Records excerpted from a collection:
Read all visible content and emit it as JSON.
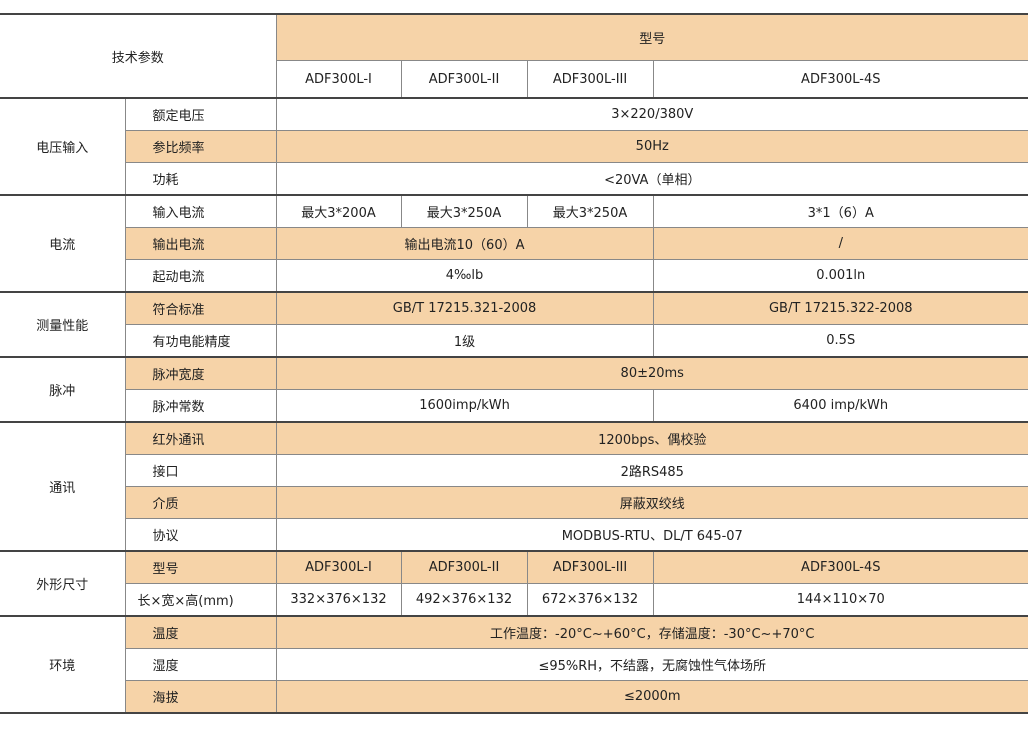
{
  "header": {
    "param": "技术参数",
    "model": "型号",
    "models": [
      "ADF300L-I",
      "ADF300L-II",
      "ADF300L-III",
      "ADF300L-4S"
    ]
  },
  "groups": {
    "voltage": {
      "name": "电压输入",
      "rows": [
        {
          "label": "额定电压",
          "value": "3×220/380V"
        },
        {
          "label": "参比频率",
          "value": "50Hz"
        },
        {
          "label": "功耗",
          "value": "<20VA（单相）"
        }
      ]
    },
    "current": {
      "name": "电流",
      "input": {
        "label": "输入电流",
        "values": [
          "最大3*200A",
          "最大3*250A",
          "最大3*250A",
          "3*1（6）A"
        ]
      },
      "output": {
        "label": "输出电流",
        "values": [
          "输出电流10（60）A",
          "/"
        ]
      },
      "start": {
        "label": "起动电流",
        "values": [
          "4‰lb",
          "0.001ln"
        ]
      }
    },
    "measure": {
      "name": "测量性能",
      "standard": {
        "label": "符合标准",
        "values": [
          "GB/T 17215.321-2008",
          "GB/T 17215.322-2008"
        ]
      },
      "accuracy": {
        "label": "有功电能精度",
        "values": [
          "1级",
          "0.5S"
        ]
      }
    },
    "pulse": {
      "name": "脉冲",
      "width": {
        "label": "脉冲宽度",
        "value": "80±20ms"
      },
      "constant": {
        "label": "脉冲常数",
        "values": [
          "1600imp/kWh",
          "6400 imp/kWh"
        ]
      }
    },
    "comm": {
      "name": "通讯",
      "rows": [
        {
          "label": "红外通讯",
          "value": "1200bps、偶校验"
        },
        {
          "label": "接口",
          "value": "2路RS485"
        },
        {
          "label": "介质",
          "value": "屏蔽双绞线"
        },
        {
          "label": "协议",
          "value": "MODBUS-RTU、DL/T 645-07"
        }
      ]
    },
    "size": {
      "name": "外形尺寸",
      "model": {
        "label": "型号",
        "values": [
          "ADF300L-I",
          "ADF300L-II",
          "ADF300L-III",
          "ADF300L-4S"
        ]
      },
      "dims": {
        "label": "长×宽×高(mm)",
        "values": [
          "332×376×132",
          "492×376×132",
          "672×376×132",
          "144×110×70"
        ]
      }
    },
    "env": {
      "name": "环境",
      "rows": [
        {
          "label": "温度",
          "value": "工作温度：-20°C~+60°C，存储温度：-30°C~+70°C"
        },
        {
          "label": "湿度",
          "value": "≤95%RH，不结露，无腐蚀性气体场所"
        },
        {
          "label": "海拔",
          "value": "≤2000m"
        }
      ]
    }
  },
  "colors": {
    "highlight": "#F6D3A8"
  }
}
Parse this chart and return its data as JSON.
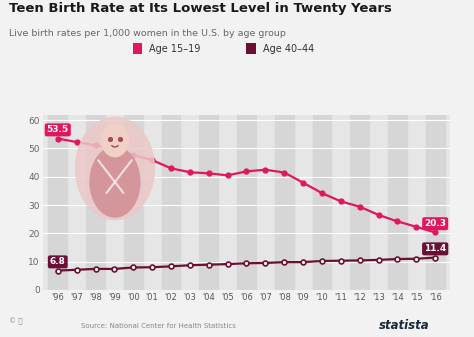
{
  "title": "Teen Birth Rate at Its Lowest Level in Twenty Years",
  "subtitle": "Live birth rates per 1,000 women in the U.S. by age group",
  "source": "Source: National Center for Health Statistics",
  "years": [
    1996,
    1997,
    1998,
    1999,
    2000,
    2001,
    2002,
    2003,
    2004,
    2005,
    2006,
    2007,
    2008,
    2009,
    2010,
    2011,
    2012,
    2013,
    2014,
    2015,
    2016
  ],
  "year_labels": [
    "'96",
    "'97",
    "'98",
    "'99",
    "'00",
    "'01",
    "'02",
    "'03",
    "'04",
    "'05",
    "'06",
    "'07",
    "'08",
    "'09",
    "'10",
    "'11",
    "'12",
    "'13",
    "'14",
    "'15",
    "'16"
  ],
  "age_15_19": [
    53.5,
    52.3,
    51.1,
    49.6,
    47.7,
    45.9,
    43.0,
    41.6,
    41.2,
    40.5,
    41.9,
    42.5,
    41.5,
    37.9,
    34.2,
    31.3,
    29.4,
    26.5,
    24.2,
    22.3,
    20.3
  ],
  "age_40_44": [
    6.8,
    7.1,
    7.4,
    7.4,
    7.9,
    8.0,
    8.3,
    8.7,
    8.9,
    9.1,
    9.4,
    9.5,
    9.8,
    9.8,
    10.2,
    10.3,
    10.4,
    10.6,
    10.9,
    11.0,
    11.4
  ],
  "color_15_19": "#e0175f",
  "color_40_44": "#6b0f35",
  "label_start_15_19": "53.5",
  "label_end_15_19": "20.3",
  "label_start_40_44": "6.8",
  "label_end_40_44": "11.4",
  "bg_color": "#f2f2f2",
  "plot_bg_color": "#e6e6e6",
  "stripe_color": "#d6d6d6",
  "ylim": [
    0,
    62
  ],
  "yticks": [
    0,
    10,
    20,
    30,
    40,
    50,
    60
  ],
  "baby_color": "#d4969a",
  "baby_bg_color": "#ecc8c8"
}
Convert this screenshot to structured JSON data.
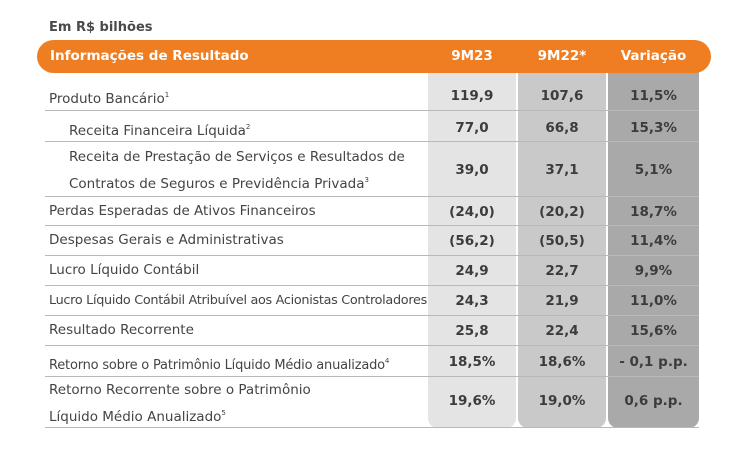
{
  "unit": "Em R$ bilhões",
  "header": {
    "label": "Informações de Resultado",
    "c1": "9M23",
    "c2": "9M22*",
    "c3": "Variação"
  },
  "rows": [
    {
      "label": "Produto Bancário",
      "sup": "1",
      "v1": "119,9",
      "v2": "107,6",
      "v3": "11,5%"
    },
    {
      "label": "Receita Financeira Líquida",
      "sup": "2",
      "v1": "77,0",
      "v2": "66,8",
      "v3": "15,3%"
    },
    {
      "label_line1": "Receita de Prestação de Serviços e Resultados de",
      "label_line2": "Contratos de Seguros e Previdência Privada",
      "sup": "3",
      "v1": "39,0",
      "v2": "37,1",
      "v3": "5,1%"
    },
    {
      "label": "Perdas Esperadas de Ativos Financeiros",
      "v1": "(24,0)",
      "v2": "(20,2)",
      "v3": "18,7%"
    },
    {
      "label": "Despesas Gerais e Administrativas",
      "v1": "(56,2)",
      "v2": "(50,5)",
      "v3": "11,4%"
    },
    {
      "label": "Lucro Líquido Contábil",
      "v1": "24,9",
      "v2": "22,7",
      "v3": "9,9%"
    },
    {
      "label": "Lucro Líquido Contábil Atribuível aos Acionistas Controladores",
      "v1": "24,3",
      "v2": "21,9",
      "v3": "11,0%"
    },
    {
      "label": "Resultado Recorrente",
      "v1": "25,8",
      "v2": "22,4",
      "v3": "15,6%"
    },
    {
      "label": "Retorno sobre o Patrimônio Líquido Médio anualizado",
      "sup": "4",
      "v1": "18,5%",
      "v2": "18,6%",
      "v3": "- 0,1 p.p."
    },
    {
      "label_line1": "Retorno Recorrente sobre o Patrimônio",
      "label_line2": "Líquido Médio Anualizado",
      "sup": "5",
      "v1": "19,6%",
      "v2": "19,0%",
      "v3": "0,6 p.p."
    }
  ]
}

--

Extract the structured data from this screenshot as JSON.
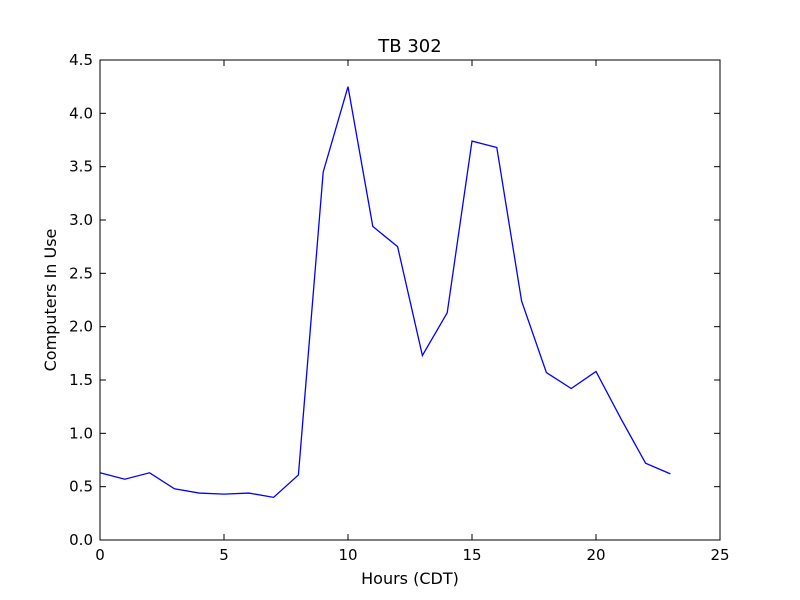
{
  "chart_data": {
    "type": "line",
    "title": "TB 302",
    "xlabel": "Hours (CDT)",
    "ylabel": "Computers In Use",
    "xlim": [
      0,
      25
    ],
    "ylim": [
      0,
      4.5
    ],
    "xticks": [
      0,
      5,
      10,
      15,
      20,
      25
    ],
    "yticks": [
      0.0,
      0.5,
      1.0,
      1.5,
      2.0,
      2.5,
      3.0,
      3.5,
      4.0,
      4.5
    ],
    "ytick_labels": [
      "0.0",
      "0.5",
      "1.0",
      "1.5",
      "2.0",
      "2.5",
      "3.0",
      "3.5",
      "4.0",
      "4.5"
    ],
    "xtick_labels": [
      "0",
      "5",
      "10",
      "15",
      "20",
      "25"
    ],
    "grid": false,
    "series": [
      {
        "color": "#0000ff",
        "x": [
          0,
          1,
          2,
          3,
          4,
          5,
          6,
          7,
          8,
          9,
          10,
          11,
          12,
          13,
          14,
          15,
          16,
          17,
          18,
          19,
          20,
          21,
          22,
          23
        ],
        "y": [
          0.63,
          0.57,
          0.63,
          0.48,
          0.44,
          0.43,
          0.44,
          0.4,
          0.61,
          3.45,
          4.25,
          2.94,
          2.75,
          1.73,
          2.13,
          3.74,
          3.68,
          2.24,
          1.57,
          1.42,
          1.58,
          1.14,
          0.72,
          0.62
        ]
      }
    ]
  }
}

→ **Your instructions**: Above are entries; state the number of lines among them that contain "name", and nothing else.

→ **Exercise result**: 7